Each entry below must be repeated exactly, with pictures left out.

(Collection entries)
•••••

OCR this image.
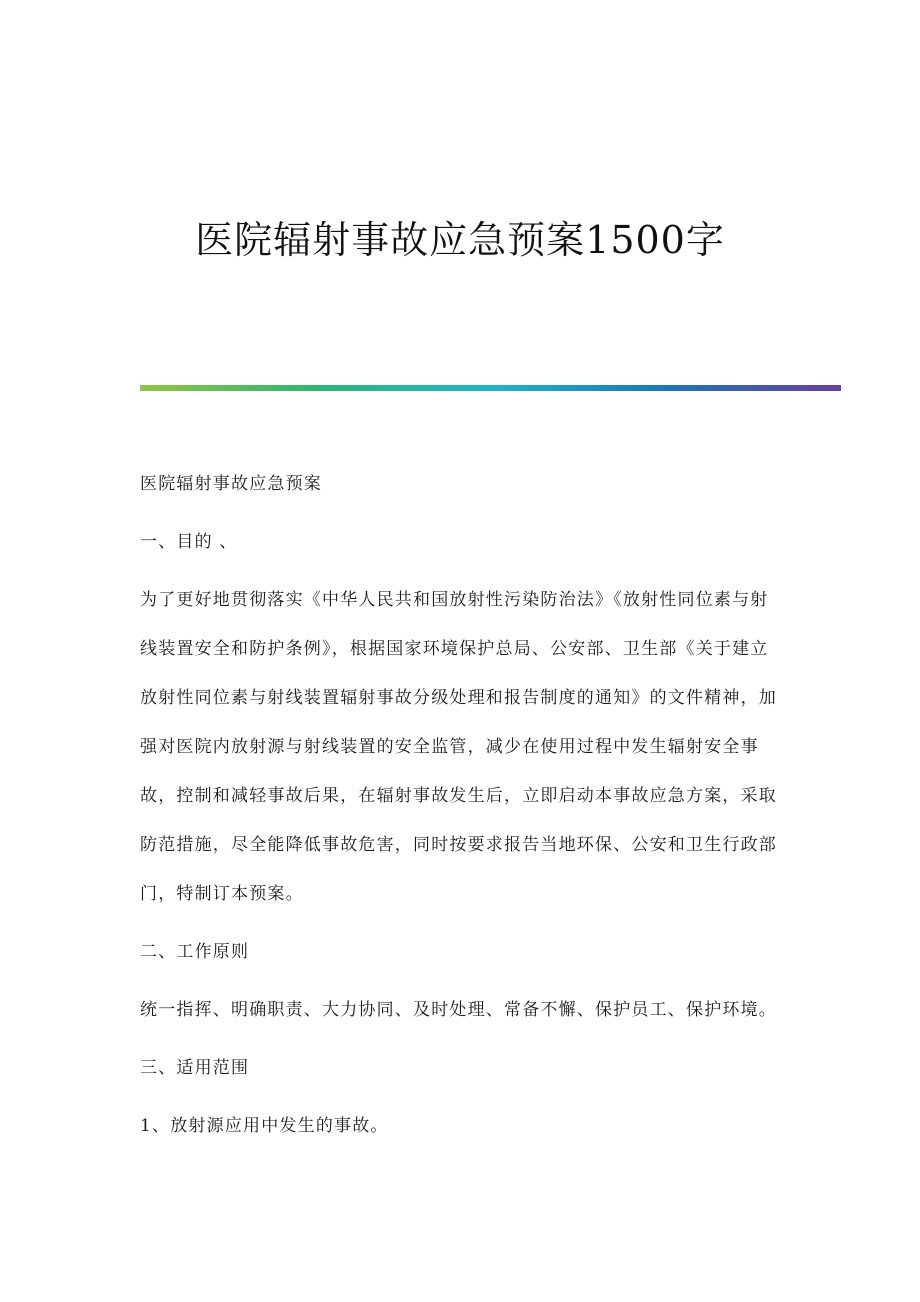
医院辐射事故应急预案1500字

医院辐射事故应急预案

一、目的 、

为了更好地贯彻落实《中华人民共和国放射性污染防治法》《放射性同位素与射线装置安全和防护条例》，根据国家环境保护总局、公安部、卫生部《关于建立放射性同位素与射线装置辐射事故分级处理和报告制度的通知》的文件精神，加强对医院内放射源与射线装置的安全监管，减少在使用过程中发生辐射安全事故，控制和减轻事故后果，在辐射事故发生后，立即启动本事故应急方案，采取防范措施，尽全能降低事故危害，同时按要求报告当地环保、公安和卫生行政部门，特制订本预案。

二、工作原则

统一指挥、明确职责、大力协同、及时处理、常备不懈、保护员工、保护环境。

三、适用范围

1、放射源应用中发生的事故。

•••••

» **The output**:
OCR this image.
医院辐射事故应急预案1500字

医院辐射事故应急预案

一、目的 、

为了更好地贯彻落实《中华人民共和国放射性污染防治法》《放射性同位素与射线装置安全和防护条例》，根据国家环境保护总局、公安部、卫生部《关于建立放射性同位素与射线装置辐射事故分级处理和报告制度的通知》的文件精神，加强对医院内放射源与射线装置的安全监管，减少在使用过程中发生辐射安全事故，控制和减轻事故后果，在辐射事故发生后，立即启动本事故应急方案，采取防范措施，尽全能降低事故危害，同时按要求报告当地环保、公安和卫生行政部门，特制订本预案。

二、工作原则

统一指挥、明确职责、大力协同、及时处理、常备不懈、保护员工、保护环境。

三、适用范围

1、放射源应用中发生的事故。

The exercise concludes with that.